What you will do:
Look through the data below. Show each line where the string "Summarize" occurs.

Stored records:
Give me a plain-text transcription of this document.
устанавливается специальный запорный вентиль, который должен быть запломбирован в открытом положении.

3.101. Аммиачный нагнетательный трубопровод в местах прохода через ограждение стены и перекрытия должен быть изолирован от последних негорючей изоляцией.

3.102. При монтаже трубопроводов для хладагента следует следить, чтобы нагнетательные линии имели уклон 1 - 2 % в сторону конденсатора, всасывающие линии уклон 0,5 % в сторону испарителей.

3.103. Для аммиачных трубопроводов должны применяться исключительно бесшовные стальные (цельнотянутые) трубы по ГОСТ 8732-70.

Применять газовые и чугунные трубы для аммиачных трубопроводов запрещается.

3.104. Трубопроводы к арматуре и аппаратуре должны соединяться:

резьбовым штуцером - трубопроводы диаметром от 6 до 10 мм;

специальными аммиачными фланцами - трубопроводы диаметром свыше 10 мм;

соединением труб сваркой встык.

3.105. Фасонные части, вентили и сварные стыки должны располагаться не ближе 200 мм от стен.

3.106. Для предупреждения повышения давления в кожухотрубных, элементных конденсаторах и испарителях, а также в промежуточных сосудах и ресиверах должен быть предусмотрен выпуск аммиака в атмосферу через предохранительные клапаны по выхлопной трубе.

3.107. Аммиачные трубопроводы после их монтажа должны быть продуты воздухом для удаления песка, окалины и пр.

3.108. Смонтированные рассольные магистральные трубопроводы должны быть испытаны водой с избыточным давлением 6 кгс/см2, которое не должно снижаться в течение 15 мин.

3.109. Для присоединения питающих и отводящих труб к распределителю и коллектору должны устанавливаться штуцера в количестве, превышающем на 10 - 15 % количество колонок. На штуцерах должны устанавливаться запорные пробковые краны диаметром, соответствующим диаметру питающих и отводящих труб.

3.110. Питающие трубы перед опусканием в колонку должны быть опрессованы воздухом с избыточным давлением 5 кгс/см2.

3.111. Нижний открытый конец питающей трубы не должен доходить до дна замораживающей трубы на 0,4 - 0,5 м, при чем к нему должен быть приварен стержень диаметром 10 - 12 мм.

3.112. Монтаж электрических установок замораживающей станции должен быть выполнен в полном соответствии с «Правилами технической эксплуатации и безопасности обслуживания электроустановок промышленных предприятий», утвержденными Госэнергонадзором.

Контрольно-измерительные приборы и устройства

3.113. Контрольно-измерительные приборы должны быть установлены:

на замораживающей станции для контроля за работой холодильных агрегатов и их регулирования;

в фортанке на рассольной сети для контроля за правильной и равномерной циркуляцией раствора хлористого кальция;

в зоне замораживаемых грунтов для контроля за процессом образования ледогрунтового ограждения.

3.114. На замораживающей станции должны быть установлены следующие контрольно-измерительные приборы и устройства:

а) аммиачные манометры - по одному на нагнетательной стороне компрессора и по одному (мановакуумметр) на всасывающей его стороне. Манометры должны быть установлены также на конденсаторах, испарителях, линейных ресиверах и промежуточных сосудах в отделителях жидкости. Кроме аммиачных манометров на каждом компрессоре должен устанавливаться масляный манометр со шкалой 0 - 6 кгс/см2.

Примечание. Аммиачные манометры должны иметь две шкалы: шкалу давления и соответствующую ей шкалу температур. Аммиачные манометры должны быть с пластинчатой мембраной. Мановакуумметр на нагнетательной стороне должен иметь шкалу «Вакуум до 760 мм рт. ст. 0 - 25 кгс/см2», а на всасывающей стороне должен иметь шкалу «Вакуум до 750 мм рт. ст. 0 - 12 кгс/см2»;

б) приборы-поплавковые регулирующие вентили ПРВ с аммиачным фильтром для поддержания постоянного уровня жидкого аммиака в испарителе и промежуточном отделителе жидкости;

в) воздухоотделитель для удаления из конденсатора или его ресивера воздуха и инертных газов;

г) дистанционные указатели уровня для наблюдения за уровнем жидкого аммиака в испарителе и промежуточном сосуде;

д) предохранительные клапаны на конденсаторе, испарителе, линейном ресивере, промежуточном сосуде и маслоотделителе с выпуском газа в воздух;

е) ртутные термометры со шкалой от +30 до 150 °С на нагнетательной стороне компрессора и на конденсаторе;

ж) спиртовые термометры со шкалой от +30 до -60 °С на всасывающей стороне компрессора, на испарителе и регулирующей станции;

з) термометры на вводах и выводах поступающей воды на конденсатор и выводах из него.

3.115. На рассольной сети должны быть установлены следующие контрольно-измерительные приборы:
...
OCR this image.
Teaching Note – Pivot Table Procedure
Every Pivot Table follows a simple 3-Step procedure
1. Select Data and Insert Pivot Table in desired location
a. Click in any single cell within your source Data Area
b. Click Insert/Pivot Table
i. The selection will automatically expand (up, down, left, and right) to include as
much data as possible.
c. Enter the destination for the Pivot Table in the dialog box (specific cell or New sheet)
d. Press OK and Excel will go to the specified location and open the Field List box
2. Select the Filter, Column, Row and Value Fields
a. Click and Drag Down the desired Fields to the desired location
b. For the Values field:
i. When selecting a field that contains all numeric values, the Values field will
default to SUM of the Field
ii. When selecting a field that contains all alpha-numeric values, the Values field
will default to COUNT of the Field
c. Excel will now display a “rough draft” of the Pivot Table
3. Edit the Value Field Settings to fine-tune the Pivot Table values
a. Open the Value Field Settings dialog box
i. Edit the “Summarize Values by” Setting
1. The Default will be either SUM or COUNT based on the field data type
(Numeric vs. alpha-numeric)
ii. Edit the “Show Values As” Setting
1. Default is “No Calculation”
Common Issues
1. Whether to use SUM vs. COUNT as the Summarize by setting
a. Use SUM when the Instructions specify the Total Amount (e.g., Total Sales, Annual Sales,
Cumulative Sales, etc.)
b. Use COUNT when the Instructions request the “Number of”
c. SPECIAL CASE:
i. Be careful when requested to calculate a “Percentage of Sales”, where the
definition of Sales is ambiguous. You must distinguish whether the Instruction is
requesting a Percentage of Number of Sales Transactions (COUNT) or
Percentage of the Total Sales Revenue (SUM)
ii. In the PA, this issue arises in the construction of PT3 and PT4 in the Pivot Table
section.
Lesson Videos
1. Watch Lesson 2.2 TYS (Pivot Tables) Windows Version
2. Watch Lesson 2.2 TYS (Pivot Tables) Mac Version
* * *
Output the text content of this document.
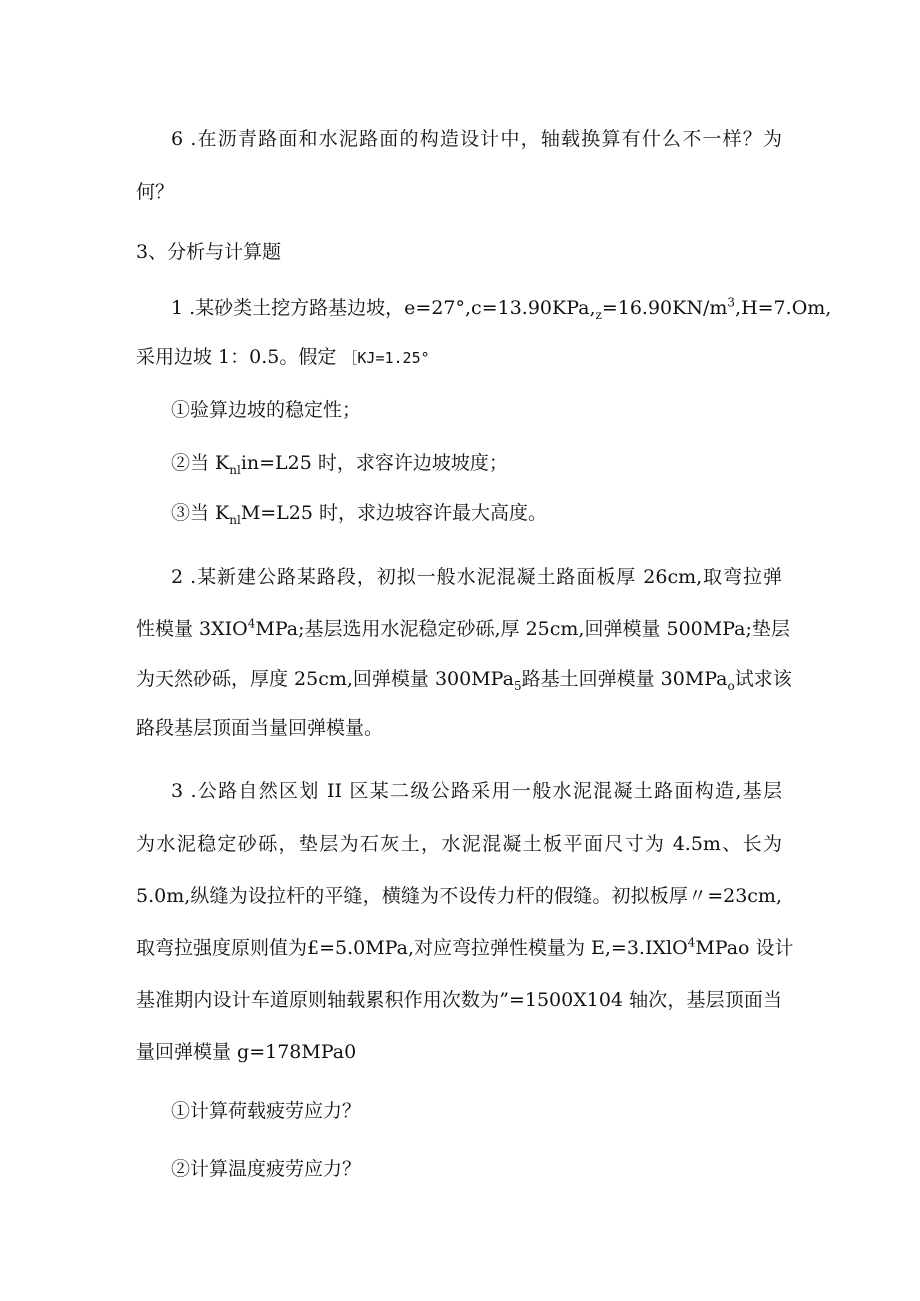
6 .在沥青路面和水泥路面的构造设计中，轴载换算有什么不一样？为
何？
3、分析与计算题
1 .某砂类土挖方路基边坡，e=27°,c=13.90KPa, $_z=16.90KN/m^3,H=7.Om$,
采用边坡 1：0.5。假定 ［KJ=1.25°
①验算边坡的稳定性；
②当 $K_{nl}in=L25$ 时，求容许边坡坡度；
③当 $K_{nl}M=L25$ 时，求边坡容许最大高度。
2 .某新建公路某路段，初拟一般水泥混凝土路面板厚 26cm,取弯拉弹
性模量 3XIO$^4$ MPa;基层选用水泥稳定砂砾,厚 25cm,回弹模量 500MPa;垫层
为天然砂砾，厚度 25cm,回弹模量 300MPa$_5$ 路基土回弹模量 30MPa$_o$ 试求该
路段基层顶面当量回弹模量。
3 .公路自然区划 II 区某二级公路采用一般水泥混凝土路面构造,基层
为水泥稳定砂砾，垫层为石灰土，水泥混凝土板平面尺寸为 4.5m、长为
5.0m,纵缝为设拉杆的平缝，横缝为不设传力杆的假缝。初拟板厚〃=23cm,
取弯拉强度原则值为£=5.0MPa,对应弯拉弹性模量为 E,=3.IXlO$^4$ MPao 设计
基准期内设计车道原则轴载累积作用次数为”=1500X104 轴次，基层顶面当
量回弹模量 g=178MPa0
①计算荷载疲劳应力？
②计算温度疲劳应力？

Response:
i. Edit the “Summarize Values by” Setting
1. Whether to use SUM vs. COUNT as the Summarize by setting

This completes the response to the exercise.